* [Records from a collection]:
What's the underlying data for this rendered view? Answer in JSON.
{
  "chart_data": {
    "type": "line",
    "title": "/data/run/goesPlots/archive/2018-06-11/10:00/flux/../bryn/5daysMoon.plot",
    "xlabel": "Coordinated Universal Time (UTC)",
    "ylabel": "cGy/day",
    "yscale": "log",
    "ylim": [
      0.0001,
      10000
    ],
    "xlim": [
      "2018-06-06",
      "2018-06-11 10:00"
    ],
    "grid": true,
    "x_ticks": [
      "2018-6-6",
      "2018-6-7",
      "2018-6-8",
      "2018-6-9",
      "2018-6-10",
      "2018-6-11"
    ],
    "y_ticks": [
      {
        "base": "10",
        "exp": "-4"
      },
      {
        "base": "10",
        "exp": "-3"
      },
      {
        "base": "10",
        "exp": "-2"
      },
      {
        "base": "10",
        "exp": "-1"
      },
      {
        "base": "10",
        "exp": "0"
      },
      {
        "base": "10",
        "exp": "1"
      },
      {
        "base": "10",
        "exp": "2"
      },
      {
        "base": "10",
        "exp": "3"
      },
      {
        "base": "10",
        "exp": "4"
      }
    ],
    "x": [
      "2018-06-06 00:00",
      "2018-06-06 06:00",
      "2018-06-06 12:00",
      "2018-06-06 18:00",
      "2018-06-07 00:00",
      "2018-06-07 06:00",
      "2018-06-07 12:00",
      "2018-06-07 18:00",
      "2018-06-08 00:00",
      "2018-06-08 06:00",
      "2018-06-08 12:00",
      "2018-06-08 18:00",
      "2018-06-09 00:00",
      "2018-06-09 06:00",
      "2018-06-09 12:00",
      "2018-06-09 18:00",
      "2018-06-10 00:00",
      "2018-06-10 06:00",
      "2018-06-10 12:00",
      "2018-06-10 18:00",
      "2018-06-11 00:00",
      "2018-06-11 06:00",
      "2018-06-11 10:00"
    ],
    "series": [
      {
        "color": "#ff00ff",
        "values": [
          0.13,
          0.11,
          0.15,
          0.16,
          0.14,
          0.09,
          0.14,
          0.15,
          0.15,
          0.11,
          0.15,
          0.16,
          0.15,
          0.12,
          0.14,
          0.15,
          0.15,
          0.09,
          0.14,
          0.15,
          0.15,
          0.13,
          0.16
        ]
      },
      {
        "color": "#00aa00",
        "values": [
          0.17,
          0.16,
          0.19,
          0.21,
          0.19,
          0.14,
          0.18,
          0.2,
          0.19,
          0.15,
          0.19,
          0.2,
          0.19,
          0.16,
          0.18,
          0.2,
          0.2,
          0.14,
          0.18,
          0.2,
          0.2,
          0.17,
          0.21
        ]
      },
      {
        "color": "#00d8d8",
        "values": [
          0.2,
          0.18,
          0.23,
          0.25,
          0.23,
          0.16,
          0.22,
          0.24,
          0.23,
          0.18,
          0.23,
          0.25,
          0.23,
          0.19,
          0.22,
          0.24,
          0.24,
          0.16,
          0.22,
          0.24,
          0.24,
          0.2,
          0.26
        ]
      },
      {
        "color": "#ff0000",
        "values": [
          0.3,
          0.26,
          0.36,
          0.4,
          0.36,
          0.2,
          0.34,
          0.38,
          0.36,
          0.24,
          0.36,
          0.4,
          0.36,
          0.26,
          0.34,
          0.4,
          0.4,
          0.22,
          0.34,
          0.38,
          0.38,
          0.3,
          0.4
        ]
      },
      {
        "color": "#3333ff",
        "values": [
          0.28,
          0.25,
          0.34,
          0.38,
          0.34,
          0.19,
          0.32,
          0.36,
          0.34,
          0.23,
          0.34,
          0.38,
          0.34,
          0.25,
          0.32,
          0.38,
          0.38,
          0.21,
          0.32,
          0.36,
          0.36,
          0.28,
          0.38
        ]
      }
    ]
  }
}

* [Task description]: Gather every line from the listing above in which "color" appears, and copy those lines.

* [Completed task]:
        "color": "#ff00ff",
        "color": "#00aa00",
        "color": "#00d8d8",
        "color": "#ff0000",
        "color": "#3333ff",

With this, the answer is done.